====== AVAILABLE DATA
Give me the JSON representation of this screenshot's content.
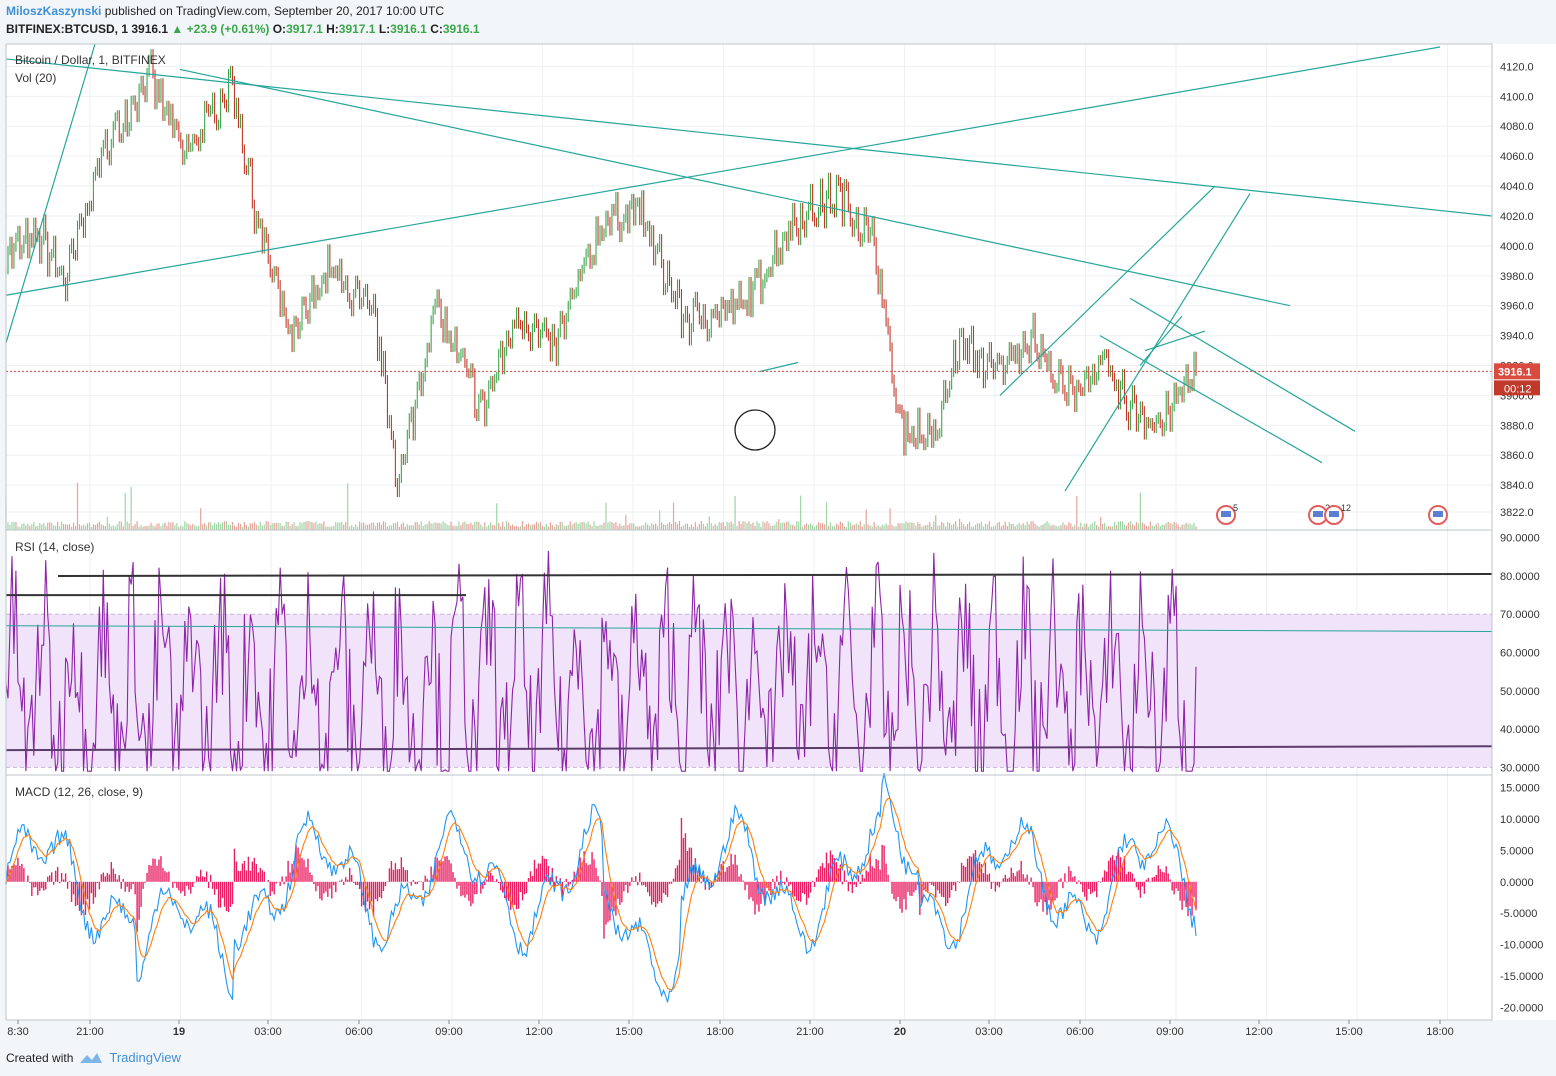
{
  "header": {
    "author": "MiloszKaszynski",
    "published": "published on TradingView.com, September 20, 2017 10:00 UTC",
    "symbol": "BITFINEX:BTCUSD, 1",
    "last": "3916.1",
    "change": "+23.9 (+0.61%)",
    "o_label": "O:",
    "o": "3917.1",
    "h_label": "H:",
    "h": "3917.1",
    "l_label": "L:",
    "l": "3916.1",
    "c_label": "C:",
    "c": "3916.1"
  },
  "panes": {
    "price_title": "Bitcoin / Dollar, 1, BITFINEX",
    "vol_title": "Vol (20)",
    "rsi_title": "RSI (14, close)",
    "macd_title": "MACD (12, 26, close, 9)"
  },
  "price_badge": "3916.1",
  "countdown_badge": "00:12",
  "event_badges": [
    "5",
    "2",
    "12"
  ],
  "footer": {
    "created": "Created with",
    "brand": "TradingView"
  },
  "colors": {
    "up": "#3ba64b",
    "down": "#c0392b",
    "trendline": "#26a69a",
    "rsi": "#8e24aa",
    "rsi_band": "#f1e3fa",
    "macd": "#2196f3",
    "signal": "#ff7f0e",
    "histogram": "#e91e63",
    "price_line": "#d94b3f"
  },
  "chart_data": [
    {
      "type": "line",
      "name": "price",
      "title": "Bitcoin / Dollar, 1, BITFINEX",
      "ylim": [
        3810,
        4135
      ],
      "y_ticks": [
        3822,
        3840,
        3860,
        3880,
        3900,
        3920,
        3940,
        3960,
        3980,
        4000,
        4020,
        4040,
        4060,
        4080,
        4100,
        4120
      ],
      "x_ticks": [
        "8:30",
        "21:00",
        "19",
        "03:00",
        "06:00",
        "09:00",
        "12:00",
        "15:00",
        "18:00",
        "21:00",
        "20",
        "03:00",
        "06:00",
        "09:00",
        "12:00",
        "15:00",
        "18:00"
      ],
      "approx_path": [
        [
          0,
          3995
        ],
        [
          0.03,
          4005
        ],
        [
          0.05,
          3975
        ],
        [
          0.08,
          4060
        ],
        [
          0.12,
          4115
        ],
        [
          0.15,
          4060
        ],
        [
          0.19,
          4110
        ],
        [
          0.21,
          4020
        ],
        [
          0.24,
          3935
        ],
        [
          0.27,
          3985
        ],
        [
          0.31,
          3950
        ],
        [
          0.33,
          3840
        ],
        [
          0.36,
          3960
        ],
        [
          0.4,
          3890
        ],
        [
          0.43,
          3955
        ],
        [
          0.46,
          3930
        ],
        [
          0.5,
          4015
        ],
        [
          0.53,
          4025
        ],
        [
          0.57,
          3950
        ],
        [
          0.62,
          3960
        ],
        [
          0.66,
          4015
        ],
        [
          0.7,
          4035
        ],
        [
          0.73,
          4000
        ],
        [
          0.75,
          3880
        ],
        [
          0.78,
          3870
        ],
        [
          0.8,
          3935
        ],
        [
          0.83,
          3915
        ],
        [
          0.86,
          3940
        ],
        [
          0.89,
          3900
        ],
        [
          0.92,
          3920
        ],
        [
          0.94,
          3895
        ],
        [
          0.97,
          3880
        ],
        [
          1.0,
          3920
        ]
      ],
      "last_value": 3916.1
    },
    {
      "type": "line",
      "name": "RSI (14, close)",
      "ylim": [
        28,
        92
      ],
      "y_ticks": [
        30,
        40,
        50,
        60,
        70,
        80,
        90
      ],
      "band": [
        30,
        70
      ]
    },
    {
      "type": "line",
      "name": "MACD (12, 26, close, 9)",
      "ylim": [
        -22,
        17
      ],
      "y_ticks": [
        15,
        10,
        5,
        0,
        -5,
        -10,
        -15,
        -20
      ]
    }
  ]
}
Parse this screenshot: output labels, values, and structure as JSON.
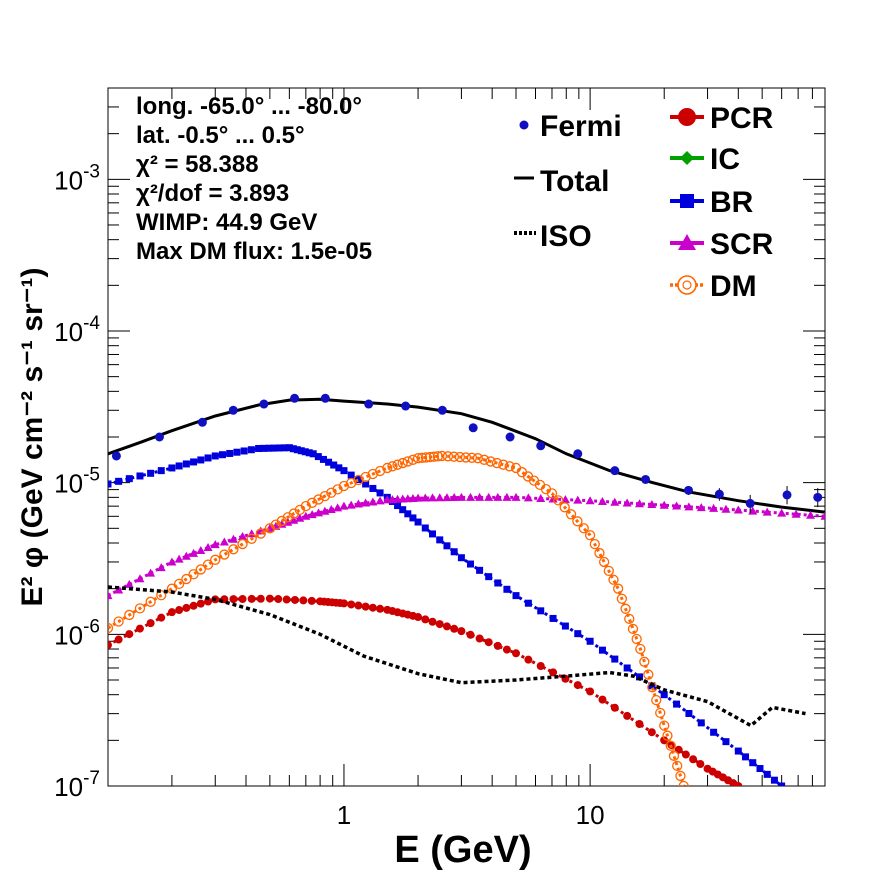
============
▶ STATED GOAL
Search the data above for lines holding "Dollar" and copy each of them.

▶ SOLUTION FOR THIS TASK
    "price_title": "Bitcoin / Dollar, 1, BITFINEX",
      "title": "Bitcoin / Dollar, 1, BITFINEX",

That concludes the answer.